Data rows:
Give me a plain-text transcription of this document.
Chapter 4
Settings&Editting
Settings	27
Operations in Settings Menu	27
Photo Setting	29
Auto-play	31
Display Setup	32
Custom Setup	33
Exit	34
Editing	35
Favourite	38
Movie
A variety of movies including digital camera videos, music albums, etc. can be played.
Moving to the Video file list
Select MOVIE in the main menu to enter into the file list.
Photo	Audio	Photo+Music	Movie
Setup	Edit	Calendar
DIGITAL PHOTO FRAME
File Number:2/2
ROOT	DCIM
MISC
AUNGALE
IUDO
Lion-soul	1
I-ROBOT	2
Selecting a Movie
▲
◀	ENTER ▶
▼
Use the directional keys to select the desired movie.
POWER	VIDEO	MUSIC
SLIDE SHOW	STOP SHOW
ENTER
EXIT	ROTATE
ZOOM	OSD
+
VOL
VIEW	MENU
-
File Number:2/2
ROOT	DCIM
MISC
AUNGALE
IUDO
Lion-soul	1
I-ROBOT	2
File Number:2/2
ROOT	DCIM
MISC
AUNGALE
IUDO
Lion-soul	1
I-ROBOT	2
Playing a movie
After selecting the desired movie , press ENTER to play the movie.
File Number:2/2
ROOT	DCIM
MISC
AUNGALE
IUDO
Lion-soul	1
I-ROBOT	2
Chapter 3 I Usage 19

Requirement:
Copy out each line exactly as written.

Answer below:
Give me a plain-text transcription of this document.
Chapter 4
Settings&Editting
Settings	27
Operations in Settings Menu	27
Photo Setting	29
Auto-play	31
Display Setup	32
Custom Setup	33
Exit	34
Editing	35
Favourite	38
Movie
A variety of movies including digital camera videos, music albums, etc. can be played.
Moving to the Video file list
Select MOVIE in the main menu to enter into the file list.
Photo	Audio	Photo+Music	Movie
Setup	Edit	Calendar
DIGITAL PHOTO FRAME
File Number:2/2
ROOT	DCIM
MISC
AUNGALE
IUDO
Lion-soul	1
I-ROBOT	2
Selecting a Movie
▲
◀	ENTER ▶
▼
Use the directional keys to select the desired movie.
POWER	VIDEO	MUSIC
SLIDE SHOW	STOP SHOW
ENTER
EXIT	ROTATE
ZOOM	OSD
+
VOL
VIEW	MENU
-
File Number:2/2
ROOT	DCIM
MISC
AUNGALE
IUDO
Lion-soul	1
I-ROBOT	2
File Number:2/2
ROOT	DCIM
MISC
AUNGALE
IUDO
Lion-soul	1
I-ROBOT	2
Playing a movie
After selecting the desired movie , press ENTER to play the movie.
File Number:2/2
ROOT	DCIM
MISC
AUNGALE
IUDO
Lion-soul	1
I-ROBOT	2
Chapter 3 I Usage 19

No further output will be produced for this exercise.